> _RECORD SET_

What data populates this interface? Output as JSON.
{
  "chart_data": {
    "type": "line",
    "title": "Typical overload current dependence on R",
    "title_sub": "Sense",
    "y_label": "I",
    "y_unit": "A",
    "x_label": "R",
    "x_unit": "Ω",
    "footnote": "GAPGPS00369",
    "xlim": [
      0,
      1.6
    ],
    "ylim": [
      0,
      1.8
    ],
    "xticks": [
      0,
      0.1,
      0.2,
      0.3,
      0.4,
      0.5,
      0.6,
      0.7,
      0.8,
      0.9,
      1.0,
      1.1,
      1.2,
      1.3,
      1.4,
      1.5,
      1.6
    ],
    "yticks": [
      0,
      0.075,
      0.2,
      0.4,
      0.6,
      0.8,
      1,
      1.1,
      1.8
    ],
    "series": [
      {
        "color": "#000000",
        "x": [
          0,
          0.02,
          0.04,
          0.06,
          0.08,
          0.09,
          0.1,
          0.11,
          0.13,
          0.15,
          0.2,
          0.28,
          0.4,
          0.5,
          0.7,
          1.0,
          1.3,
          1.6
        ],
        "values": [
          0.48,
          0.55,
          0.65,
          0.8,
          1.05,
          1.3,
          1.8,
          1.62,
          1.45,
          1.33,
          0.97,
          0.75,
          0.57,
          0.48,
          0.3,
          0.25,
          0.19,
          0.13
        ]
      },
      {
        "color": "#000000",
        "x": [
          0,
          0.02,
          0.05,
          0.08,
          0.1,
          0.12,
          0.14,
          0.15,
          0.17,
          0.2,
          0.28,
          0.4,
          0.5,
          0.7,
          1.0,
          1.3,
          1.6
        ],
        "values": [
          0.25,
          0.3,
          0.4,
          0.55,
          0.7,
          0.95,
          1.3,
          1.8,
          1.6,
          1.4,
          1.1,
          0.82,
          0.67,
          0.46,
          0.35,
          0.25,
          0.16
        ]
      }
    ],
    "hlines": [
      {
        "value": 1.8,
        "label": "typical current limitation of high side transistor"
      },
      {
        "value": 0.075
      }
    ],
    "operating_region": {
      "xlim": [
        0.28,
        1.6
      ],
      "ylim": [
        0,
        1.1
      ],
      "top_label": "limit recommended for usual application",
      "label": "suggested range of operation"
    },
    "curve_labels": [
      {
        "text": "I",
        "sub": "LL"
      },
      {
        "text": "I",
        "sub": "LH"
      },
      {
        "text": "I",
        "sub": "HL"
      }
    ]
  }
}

> _SHORT EXERCISE_
Above are the records. Identify each line that contains the word "current".

> _REPLY TO THE EXERCISE_
    "title": "Typical overload current dependence on R",
        "label": "typical current limitation of high side transistor"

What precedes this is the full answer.